▽
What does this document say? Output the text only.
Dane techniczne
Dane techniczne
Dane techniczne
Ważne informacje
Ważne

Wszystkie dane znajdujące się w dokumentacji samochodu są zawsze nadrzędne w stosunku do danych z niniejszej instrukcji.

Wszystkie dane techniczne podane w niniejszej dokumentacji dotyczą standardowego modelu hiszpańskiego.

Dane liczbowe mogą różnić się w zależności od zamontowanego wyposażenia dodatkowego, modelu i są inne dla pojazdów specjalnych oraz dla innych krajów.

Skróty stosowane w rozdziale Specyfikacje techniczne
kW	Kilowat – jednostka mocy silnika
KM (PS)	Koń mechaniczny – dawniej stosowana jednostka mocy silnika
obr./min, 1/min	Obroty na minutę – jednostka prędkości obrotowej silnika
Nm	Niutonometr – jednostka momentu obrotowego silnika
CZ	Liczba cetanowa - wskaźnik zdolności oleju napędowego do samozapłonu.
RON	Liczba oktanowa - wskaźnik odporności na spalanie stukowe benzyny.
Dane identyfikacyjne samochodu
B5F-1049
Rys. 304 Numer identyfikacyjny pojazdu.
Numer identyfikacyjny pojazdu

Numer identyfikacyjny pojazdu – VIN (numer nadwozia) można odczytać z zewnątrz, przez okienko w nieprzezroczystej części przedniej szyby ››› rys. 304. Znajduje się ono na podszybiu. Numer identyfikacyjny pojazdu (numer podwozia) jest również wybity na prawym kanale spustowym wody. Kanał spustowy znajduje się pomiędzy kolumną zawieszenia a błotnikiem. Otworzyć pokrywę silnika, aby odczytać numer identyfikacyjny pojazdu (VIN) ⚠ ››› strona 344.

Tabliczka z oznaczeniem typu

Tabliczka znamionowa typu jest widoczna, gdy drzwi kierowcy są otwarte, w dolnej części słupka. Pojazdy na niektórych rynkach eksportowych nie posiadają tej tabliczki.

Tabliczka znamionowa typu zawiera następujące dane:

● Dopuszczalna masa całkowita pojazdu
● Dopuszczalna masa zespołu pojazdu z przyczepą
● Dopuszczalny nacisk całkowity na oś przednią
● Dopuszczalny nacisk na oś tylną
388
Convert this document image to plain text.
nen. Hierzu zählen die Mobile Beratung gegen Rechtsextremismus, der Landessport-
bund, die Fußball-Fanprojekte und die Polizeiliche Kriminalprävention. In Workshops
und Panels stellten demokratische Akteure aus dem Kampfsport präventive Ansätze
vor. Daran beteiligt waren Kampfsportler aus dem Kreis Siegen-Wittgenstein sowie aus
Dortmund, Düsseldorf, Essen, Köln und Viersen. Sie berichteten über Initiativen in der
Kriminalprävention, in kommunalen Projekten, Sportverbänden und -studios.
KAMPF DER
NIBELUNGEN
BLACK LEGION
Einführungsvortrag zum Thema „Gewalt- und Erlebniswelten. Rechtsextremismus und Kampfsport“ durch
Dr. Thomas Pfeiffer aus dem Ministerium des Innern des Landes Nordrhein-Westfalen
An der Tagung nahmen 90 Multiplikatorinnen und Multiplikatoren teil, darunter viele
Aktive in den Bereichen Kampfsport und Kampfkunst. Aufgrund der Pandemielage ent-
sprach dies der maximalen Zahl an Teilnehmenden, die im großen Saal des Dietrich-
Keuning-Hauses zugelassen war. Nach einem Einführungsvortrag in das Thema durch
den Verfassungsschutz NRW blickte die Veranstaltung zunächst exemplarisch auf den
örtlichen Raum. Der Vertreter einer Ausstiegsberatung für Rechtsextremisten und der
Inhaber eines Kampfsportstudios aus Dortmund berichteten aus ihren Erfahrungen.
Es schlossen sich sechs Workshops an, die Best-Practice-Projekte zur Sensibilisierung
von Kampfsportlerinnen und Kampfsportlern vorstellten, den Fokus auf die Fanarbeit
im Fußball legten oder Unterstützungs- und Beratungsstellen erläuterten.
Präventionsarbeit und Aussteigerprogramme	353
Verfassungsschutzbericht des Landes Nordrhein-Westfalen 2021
△
## WHAT IS EXPECTED
Set out every line from the material that contains the string "Tabliczka".

## FULL OUTPUT
Tabliczka z oznaczeniem typu
Tabliczka znamionowa typu jest widoczna, gdy drzwi kierowcy są otwarte, w dolnej części słupka. Pojazdy na niektórych rynkach eksportowych nie posiadają tej tabliczki.
Tabliczka znamionowa typu zawiera następujące dane:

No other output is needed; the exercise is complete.